> _EXERCISE REQUIREMENTS_: Give only the number of lines below that contain the word "when".

### GIVEN RECORDS

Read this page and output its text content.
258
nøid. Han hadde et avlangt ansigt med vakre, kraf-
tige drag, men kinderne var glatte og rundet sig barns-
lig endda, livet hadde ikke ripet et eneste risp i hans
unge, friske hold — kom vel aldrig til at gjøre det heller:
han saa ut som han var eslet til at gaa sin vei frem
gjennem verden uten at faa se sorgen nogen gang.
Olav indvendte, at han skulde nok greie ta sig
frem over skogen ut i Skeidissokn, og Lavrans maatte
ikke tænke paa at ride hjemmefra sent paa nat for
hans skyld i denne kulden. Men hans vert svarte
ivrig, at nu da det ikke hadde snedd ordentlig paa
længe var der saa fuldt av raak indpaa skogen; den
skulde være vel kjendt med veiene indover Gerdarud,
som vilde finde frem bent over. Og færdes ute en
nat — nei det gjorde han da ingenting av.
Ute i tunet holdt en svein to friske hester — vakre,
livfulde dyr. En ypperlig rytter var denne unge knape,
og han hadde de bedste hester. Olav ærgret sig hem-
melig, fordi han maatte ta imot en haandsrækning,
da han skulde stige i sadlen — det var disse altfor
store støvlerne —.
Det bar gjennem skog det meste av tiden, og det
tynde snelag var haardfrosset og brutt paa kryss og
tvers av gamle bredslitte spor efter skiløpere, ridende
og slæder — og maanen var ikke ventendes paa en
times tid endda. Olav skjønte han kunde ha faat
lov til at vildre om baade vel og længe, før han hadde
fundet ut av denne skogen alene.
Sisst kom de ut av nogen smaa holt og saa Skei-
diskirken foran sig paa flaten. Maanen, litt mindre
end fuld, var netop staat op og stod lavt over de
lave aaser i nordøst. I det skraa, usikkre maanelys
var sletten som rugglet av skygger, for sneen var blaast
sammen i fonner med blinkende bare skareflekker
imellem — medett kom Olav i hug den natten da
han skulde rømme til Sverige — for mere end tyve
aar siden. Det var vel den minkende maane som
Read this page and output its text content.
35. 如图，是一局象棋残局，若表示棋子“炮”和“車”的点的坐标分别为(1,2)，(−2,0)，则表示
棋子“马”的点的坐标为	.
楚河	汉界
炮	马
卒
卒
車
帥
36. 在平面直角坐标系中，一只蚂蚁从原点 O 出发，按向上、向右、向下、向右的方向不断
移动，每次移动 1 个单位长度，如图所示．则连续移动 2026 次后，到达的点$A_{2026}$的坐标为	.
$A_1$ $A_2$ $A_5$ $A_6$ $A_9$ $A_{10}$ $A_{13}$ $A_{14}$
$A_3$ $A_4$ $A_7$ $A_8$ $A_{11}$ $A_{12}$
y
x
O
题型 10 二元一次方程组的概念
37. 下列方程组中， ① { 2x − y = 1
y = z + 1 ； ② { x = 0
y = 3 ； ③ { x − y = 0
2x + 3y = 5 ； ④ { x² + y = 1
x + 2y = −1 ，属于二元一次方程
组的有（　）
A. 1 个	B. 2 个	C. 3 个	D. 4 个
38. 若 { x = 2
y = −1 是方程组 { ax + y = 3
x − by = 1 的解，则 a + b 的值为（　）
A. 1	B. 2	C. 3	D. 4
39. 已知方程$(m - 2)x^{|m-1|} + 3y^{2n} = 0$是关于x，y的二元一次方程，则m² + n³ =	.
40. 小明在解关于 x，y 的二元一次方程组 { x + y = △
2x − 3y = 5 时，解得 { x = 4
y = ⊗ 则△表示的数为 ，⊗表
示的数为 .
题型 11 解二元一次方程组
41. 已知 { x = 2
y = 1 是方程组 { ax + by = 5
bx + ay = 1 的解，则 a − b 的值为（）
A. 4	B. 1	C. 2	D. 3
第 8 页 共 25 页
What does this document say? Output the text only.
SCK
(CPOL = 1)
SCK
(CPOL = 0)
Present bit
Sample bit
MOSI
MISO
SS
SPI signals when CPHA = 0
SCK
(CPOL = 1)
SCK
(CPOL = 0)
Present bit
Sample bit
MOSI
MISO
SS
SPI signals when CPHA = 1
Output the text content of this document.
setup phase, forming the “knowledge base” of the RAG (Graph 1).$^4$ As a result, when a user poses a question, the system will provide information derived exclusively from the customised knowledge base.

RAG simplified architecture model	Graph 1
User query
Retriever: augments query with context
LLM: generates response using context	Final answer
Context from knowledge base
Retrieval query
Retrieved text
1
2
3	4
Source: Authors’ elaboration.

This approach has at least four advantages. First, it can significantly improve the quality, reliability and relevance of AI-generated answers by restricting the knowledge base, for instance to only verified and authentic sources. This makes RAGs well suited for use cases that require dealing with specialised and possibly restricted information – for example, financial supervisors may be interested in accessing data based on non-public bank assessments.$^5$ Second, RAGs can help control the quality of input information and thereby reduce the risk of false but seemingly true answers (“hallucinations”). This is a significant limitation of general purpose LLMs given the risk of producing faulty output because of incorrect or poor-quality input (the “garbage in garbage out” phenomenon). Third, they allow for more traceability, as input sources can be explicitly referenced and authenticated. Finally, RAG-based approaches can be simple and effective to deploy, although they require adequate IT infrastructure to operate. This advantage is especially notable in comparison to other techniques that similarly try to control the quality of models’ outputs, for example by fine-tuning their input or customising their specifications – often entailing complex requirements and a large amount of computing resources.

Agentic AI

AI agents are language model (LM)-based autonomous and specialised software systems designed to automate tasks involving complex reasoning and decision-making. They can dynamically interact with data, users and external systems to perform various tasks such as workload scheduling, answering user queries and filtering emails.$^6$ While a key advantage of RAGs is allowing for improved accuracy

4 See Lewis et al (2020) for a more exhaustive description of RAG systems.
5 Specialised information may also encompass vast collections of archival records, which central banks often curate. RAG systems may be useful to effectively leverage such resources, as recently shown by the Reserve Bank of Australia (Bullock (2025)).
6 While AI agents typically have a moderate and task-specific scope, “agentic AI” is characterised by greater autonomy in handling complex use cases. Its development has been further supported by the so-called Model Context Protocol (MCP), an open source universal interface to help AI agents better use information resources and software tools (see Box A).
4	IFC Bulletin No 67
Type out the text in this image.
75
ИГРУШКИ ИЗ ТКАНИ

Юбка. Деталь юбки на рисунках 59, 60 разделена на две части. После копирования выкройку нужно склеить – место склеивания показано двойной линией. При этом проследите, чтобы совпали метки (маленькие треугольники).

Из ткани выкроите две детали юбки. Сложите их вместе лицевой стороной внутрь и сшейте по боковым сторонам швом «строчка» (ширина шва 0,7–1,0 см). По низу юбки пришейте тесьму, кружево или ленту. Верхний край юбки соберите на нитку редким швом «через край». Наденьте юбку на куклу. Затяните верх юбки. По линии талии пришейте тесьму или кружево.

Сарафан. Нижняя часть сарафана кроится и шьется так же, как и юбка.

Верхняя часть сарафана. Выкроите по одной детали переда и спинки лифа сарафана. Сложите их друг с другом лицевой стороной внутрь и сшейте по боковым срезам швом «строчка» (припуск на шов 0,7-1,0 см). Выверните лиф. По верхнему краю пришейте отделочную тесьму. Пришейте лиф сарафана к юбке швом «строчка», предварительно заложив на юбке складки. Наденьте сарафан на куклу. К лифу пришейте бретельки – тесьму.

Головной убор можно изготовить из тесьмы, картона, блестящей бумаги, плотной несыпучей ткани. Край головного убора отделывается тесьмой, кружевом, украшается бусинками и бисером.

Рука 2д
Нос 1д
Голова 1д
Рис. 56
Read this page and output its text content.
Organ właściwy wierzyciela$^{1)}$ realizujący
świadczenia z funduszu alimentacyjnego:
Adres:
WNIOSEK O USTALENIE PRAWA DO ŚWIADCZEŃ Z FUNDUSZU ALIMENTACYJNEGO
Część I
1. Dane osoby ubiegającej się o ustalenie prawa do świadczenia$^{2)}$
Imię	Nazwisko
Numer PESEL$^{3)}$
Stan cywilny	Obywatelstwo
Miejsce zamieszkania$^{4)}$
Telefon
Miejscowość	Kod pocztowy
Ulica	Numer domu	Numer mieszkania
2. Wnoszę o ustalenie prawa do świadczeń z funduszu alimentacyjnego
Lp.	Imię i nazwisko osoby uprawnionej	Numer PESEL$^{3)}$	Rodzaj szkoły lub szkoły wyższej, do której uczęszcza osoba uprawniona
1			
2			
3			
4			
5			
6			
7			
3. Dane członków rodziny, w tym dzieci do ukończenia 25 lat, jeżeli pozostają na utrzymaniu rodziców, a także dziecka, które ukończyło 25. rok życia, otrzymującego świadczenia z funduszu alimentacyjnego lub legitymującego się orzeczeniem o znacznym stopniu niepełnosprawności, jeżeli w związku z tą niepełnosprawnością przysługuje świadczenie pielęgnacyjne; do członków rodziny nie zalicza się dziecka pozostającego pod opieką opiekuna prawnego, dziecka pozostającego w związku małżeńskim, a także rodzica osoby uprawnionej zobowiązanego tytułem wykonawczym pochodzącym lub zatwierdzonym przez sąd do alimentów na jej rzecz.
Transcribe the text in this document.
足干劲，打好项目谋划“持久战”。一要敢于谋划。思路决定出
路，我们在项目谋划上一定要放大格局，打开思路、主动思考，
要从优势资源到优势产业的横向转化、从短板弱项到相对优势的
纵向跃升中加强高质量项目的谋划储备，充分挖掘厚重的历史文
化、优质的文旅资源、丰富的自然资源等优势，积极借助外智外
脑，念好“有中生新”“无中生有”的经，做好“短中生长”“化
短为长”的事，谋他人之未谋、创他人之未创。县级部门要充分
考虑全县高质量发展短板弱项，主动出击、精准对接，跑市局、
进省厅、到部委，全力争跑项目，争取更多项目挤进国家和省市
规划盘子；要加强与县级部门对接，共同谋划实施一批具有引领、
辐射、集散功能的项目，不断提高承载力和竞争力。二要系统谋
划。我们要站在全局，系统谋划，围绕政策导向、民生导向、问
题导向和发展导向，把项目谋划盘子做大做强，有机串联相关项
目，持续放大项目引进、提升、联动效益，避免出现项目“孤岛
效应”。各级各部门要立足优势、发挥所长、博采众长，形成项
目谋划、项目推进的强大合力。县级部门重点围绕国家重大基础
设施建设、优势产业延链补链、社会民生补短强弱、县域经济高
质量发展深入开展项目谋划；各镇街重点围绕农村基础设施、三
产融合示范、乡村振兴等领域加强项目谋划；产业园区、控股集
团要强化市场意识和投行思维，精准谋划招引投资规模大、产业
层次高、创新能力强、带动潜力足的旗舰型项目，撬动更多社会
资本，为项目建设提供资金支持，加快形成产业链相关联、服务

######

> _COMPLETE RESPONSE_: 3